# start of MATERIAL FOR THIS EXERCISE
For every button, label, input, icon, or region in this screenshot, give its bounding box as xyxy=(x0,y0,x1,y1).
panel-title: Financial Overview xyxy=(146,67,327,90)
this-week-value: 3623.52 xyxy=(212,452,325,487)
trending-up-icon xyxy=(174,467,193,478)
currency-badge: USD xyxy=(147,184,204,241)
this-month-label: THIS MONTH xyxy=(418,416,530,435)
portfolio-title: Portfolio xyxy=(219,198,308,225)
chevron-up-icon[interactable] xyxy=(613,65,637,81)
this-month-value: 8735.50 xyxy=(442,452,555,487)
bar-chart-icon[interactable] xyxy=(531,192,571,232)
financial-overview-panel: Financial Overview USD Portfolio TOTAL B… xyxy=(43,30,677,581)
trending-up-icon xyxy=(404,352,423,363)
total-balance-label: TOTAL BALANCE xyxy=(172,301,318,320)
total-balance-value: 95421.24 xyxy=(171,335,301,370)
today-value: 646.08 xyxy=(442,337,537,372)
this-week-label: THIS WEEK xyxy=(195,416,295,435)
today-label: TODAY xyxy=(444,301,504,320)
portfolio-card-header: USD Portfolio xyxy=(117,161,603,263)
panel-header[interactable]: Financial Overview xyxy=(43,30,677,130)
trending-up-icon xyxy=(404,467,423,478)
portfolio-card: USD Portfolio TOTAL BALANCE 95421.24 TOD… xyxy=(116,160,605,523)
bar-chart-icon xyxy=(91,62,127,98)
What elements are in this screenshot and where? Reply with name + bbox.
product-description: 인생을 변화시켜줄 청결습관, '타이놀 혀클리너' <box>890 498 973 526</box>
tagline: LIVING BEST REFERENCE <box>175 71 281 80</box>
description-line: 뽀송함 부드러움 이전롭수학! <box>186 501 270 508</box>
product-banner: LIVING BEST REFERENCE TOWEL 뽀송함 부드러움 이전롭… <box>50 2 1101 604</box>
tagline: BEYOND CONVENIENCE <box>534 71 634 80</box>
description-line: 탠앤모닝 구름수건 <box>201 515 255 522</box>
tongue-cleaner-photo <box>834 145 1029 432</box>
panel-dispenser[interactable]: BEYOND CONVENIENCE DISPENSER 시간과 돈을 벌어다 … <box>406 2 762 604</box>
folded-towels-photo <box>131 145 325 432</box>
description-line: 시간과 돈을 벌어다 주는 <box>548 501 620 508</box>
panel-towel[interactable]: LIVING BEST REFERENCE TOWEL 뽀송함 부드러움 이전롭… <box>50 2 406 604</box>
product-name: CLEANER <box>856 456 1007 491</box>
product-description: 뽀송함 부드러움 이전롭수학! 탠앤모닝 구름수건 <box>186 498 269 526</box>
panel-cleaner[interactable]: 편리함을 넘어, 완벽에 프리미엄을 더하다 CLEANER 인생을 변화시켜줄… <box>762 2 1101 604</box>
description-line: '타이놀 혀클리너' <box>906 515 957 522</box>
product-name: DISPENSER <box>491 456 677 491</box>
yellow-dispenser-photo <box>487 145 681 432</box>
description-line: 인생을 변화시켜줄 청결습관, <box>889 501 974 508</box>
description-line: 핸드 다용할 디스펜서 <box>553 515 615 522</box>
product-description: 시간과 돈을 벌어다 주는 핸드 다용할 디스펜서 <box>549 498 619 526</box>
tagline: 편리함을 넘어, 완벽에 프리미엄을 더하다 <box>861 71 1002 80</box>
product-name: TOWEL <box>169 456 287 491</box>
# end of MATERIAL FOR THIS EXERCISE
_TASK TO CARRY OUT:_ Count the lines in the rows above that contain the string "디스펜서", matching case exactly, and give only the number.

_EXPECTED OUTPUT:_ 2